▸ **GIVEN PASSAGE**:
____________
William Nauns Ricks | |
Birth Date: | September 6, 1876 |
Occupation: | Poet |
Birth Place: | Wytheville, Virginia, US |
Resting Place: | Golden Gate National Cemetery |
Notable Works: | The Whistle Maker, and Other Poems |
Death Place: | Oakland, California, US |
William Nauns Ricks (September 6, 1876September 14, 1948) was an American poet who lived and worked primarily in the San Francisco Bay Area.[1] He published hundreds of poems, mainly in the popular press, and one collection.
Born in Virginia, Ricks moved to California in 1902 following his service in the Spanish–American War. His first poem was published in a newspaper in 1902, and he settled in San Francisco in 1904. He wrote on a wide variety of subjects, including issues of nation and race.
____________
▸ **RAW DATA**:
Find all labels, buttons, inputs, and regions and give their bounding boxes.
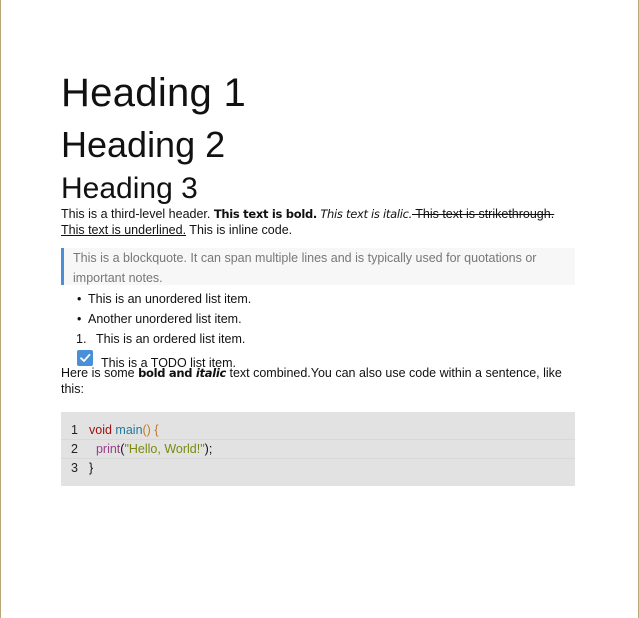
code-line: 1 void main() {: [61, 421, 575, 440]
code-punctuation: }: [89, 461, 94, 475]
function-name: main: [115, 423, 143, 437]
code-punctuation: () {: [142, 423, 159, 437]
todo-item: This is a TODO list item.: [61, 350, 575, 372]
heading-3: Heading 3: [61, 172, 198, 205]
line-number: 2: [71, 442, 78, 456]
heading-1: Heading 1: [61, 71, 247, 115]
string-literal: "Hello, World!": [124, 442, 205, 456]
line-number: 1: [71, 423, 78, 437]
inline-code-text: This is inline code.: [186, 223, 293, 237]
italic-text: This text is italic.: [316, 207, 412, 221]
list-item: • Another unordered list item.: [61, 309, 575, 329]
heading-2: Heading 2: [61, 124, 226, 165]
ordered-list-item: 1. This is an ordered list item.: [61, 329, 575, 349]
code-line: 3 }: [61, 459, 575, 478]
code-line: 2 print("Hello, World!");: [61, 440, 575, 459]
todo-text: This is a TODO list item.: [101, 356, 236, 370]
strikethrough-text: This text is strikethrough.: [412, 207, 555, 221]
function-call: print: [95, 442, 121, 456]
checkbox-checked-icon[interactable]: [77, 350, 93, 366]
bold-text: This text is bold.: [213, 207, 317, 221]
keyword: void: [89, 423, 112, 437]
document: Heading 1 Heading 2 Heading 3 This is a …: [61, 70, 575, 486]
underlined-text: This text is underlined.: [61, 223, 187, 237]
list-number: 1.: [76, 332, 87, 346]
list-item: • This is an unordered list item.: [61, 289, 575, 309]
blockquote: This is a blockquote. It can span multip…: [61, 248, 575, 285]
bullet-icon: •: [77, 292, 82, 306]
line-number: 3: [71, 461, 78, 475]
code-block: 1 void main() { 2 print("Hello, World!")…: [61, 412, 575, 486]
unordered-list: • This is an unordered list item. • Anothe…: [61, 289, 575, 349]
plain-text: This is a third-level header.: [61, 207, 214, 221]
code-punctuation: );: [204, 442, 213, 456]
bullet-icon: •: [77, 312, 82, 326]
formatting-paragraph: This is a third-level header. This text …: [61, 206, 575, 238]
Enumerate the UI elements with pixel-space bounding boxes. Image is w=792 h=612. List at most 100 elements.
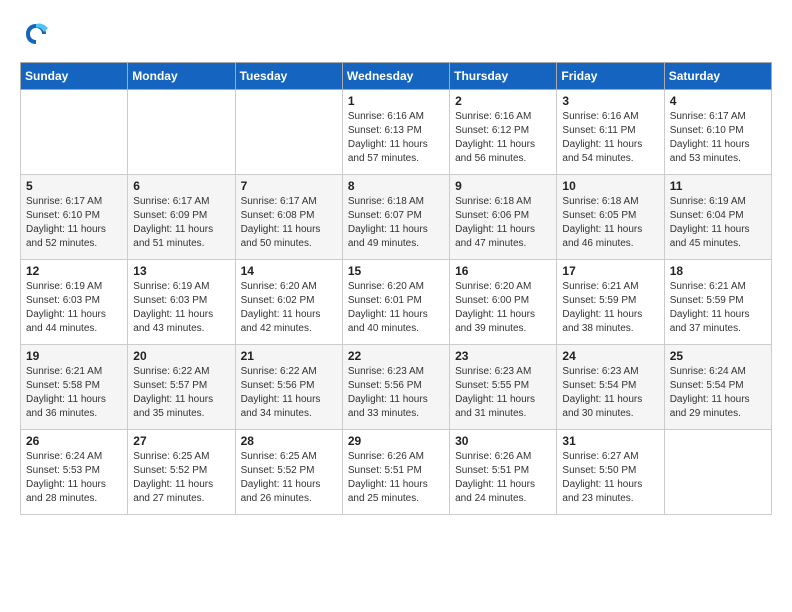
calendar-day-cell: 14 Sunrise: 6:20 AM Sunset: 6:02 PM Dayli… [235, 260, 342, 345]
day-number: 16 [455, 264, 551, 278]
day-number: 7 [241, 179, 337, 193]
day-info: Sunrise: 6:17 AM Sunset: 6:09 PM Dayligh… [133, 195, 229, 251]
calendar-day-cell: 11 Sunrise: 6:19 AM Sunset: 6:04 PM Dayli… [664, 175, 771, 260]
day-info: Sunrise: 6:20 AM Sunset: 6:01 PM Dayligh… [348, 280, 444, 336]
day-info: Sunrise: 6:24 AM Sunset: 5:54 PM Dayligh… [670, 365, 766, 421]
day-info: Sunrise: 6:23 AM Sunset: 5:54 PM Dayligh… [562, 365, 658, 421]
calendar-header-row: SundayMondayTuesdayWednesdayThursdayFrid… [21, 63, 772, 90]
day-number: 21 [241, 349, 337, 363]
calendar-day-cell: 17 Sunrise: 6:21 AM Sunset: 5:59 PM Dayli… [557, 260, 664, 345]
day-number: 14 [241, 264, 337, 278]
calendar-day-cell: 31 Sunrise: 6:27 AM Sunset: 5:50 PM Dayli… [557, 430, 664, 515]
day-number: 15 [348, 264, 444, 278]
calendar-day-cell: 9 Sunrise: 6:18 AM Sunset: 6:06 PM Daylig… [450, 175, 557, 260]
day-info: Sunrise: 6:17 AM Sunset: 6:08 PM Dayligh… [241, 195, 337, 251]
day-number: 18 [670, 264, 766, 278]
day-info: Sunrise: 6:20 AM Sunset: 6:02 PM Dayligh… [241, 280, 337, 336]
logo-icon [20, 20, 52, 52]
day-info: Sunrise: 6:25 AM Sunset: 5:52 PM Dayligh… [241, 450, 337, 506]
day-number: 24 [562, 349, 658, 363]
calendar-week-row: 26Sunrise: 6:24 AM Sunset: 5:53 PM Dayli… [21, 430, 772, 515]
day-info: Sunrise: 6:23 AM Sunset: 5:56 PM Dayligh… [348, 365, 444, 421]
day-number: 11 [670, 179, 766, 193]
day-number: 13 [133, 264, 229, 278]
day-number: 9 [455, 179, 551, 193]
day-info: Sunrise: 6:19 AM Sunset: 6:03 PM Dayligh… [26, 280, 122, 336]
day-number: 3 [562, 94, 658, 108]
calendar-day-cell: 29 Sunrise: 6:26 AM Sunset: 5:51 PM Dayli… [342, 430, 449, 515]
calendar-day-cell: 25 Sunrise: 6:24 AM Sunset: 5:54 PM Dayli… [664, 345, 771, 430]
calendar-day-cell: 28 Sunrise: 6:25 AM Sunset: 5:52 PM Dayli… [235, 430, 342, 515]
calendar-day-cell: 4 Sunrise: 6:17 AM Sunset: 6:10 PM Daylig… [664, 90, 771, 175]
day-info: Sunrise: 6:20 AM Sunset: 6:00 PM Dayligh… [455, 280, 551, 336]
calendar-day-cell: 2 Sunrise: 6:16 AM Sunset: 6:12 PM Daylig… [450, 90, 557, 175]
day-info: Sunrise: 6:18 AM Sunset: 6:06 PM Dayligh… [455, 195, 551, 251]
weekday-header-wednesday: Wednesday [342, 63, 449, 90]
day-number: 17 [562, 264, 658, 278]
day-info: Sunrise: 6:26 AM Sunset: 5:51 PM Dayligh… [348, 450, 444, 506]
weekday-header-friday: Friday [557, 63, 664, 90]
day-number: 29 [348, 434, 444, 448]
calendar-day-cell: 1Sunrise: 6:16 AM Sunset: 6:13 PM Daylig… [342, 90, 449, 175]
calendar-day-cell: 13 Sunrise: 6:19 AM Sunset: 6:03 PM Dayli… [128, 260, 235, 345]
day-info: Sunrise: 6:22 AM Sunset: 5:57 PM Dayligh… [133, 365, 229, 421]
day-info: Sunrise: 6:25 AM Sunset: 5:52 PM Dayligh… [133, 450, 229, 506]
calendar-day-cell: 5 Sunrise: 6:17 AM Sunset: 6:10 PM Daylig… [21, 175, 128, 260]
day-info: Sunrise: 6:17 AM Sunset: 6:10 PM Dayligh… [670, 110, 766, 166]
calendar-day-cell: 7 Sunrise: 6:17 AM Sunset: 6:08 PM Daylig… [235, 175, 342, 260]
weekday-header-sunday: Sunday [21, 63, 128, 90]
day-info: Sunrise: 6:18 AM Sunset: 6:07 PM Dayligh… [348, 195, 444, 251]
calendar-table: SundayMondayTuesdayWednesdayThursdayFrid… [20, 62, 772, 515]
day-number: 20 [133, 349, 229, 363]
day-number: 25 [670, 349, 766, 363]
day-number: 31 [562, 434, 658, 448]
calendar-day-cell [128, 90, 235, 175]
calendar-day-cell: 26Sunrise: 6:24 AM Sunset: 5:53 PM Dayli… [21, 430, 128, 515]
day-info: Sunrise: 6:23 AM Sunset: 5:55 PM Dayligh… [455, 365, 551, 421]
calendar-day-cell: 22 Sunrise: 6:23 AM Sunset: 5:56 PM Dayli… [342, 345, 449, 430]
calendar-day-cell: 6 Sunrise: 6:17 AM Sunset: 6:09 PM Daylig… [128, 175, 235, 260]
weekday-header-saturday: Saturday [664, 63, 771, 90]
day-info: Sunrise: 6:16 AM Sunset: 6:11 PM Dayligh… [562, 110, 658, 166]
day-info: Sunrise: 6:19 AM Sunset: 6:03 PM Dayligh… [133, 280, 229, 336]
day-info: Sunrise: 6:21 AM Sunset: 5:58 PM Dayligh… [26, 365, 122, 421]
calendar-day-cell: 16 Sunrise: 6:20 AM Sunset: 6:00 PM Dayli… [450, 260, 557, 345]
calendar-day-cell: 21 Sunrise: 6:22 AM Sunset: 5:56 PM Dayli… [235, 345, 342, 430]
day-number: 27 [133, 434, 229, 448]
day-number: 10 [562, 179, 658, 193]
day-info: Sunrise: 6:18 AM Sunset: 6:05 PM Dayligh… [562, 195, 658, 251]
day-info: Sunrise: 6:21 AM Sunset: 5:59 PM Dayligh… [670, 280, 766, 336]
day-info: Sunrise: 6:16 AM Sunset: 6:13 PM Dayligh… [348, 110, 444, 166]
weekday-header-tuesday: Tuesday [235, 63, 342, 90]
calendar-week-row: 19 Sunrise: 6:21 AM Sunset: 5:58 PM Dayli… [21, 345, 772, 430]
logo [20, 20, 56, 52]
page-header [20, 20, 772, 52]
calendar-day-cell [664, 430, 771, 515]
day-number: 30 [455, 434, 551, 448]
day-info: Sunrise: 6:19 AM Sunset: 6:04 PM Dayligh… [670, 195, 766, 251]
day-number: 4 [670, 94, 766, 108]
day-info: Sunrise: 6:24 AM Sunset: 5:53 PM Dayligh… [26, 450, 122, 506]
day-info: Sunrise: 6:21 AM Sunset: 5:59 PM Dayligh… [562, 280, 658, 336]
day-info: Sunrise: 6:27 AM Sunset: 5:50 PM Dayligh… [562, 450, 658, 506]
day-info: Sunrise: 6:22 AM Sunset: 5:56 PM Dayligh… [241, 365, 337, 421]
day-number: 23 [455, 349, 551, 363]
day-number: 19 [26, 349, 122, 363]
day-number: 28 [241, 434, 337, 448]
calendar-day-cell: 24 Sunrise: 6:23 AM Sunset: 5:54 PM Dayli… [557, 345, 664, 430]
calendar-day-cell: 18 Sunrise: 6:21 AM Sunset: 5:59 PM Dayli… [664, 260, 771, 345]
day-number: 2 [455, 94, 551, 108]
day-info: Sunrise: 6:26 AM Sunset: 5:51 PM Dayligh… [455, 450, 551, 506]
calendar-week-row: 5 Sunrise: 6:17 AM Sunset: 6:10 PM Daylig… [21, 175, 772, 260]
calendar-day-cell: 20 Sunrise: 6:22 AM Sunset: 5:57 PM Dayli… [128, 345, 235, 430]
calendar-week-row: 12Sunrise: 6:19 AM Sunset: 6:03 PM Dayli… [21, 260, 772, 345]
day-number: 6 [133, 179, 229, 193]
calendar-day-cell: 3 Sunrise: 6:16 AM Sunset: 6:11 PM Daylig… [557, 90, 664, 175]
day-info: Sunrise: 6:17 AM Sunset: 6:10 PM Dayligh… [26, 195, 122, 251]
day-number: 8 [348, 179, 444, 193]
calendar-day-cell: 23 Sunrise: 6:23 AM Sunset: 5:55 PM Dayli… [450, 345, 557, 430]
day-info: Sunrise: 6:16 AM Sunset: 6:12 PM Dayligh… [455, 110, 551, 166]
day-number: 5 [26, 179, 122, 193]
calendar-day-cell: 19 Sunrise: 6:21 AM Sunset: 5:58 PM Dayli… [21, 345, 128, 430]
day-number: 22 [348, 349, 444, 363]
____________
▸ **PARTS OF THE EXERCISE**:
a. Indicate whether each of the following statements agrees with the Ricks biography, answering yes or no and quoting the deciding words of the text: (i) Ricks was born in Wytheville, Virginia. (ii) Ricks published several collections of poems. (iii) Ricks settled in San Francisco in 1902.
b. Rewrite the Ricks biography between "William Nauns Ricks |" and "and one collection.", inclusive, with "Resting Place" replaced by "Burial Place".

▸ **ANSWERS GIVEN**:
a.
(i) Yes: "Wytheville, Virginia, US"
(ii) No: "and one collection."
(iii) No: "he settled in San Francisco in 1904."

b.
William Nauns Ricks | |
Birth Date: | September 6, 1876 |
Occupation: | Poet |
Birth Place: | Wytheville, Virginia, US |
Burial Place: | Golden Gate National Cemetery |
Notable Works: | The Whistle Maker, and Other Poems |
Death Place: | Oakland, California, US |
William Nauns Ricks (September 6, 1876September 14, 1948) was an American poet who lived and worked primarily in the San Francisco Bay Area.[1] He published hundreds of poems, mainly in the popular press, and one collection.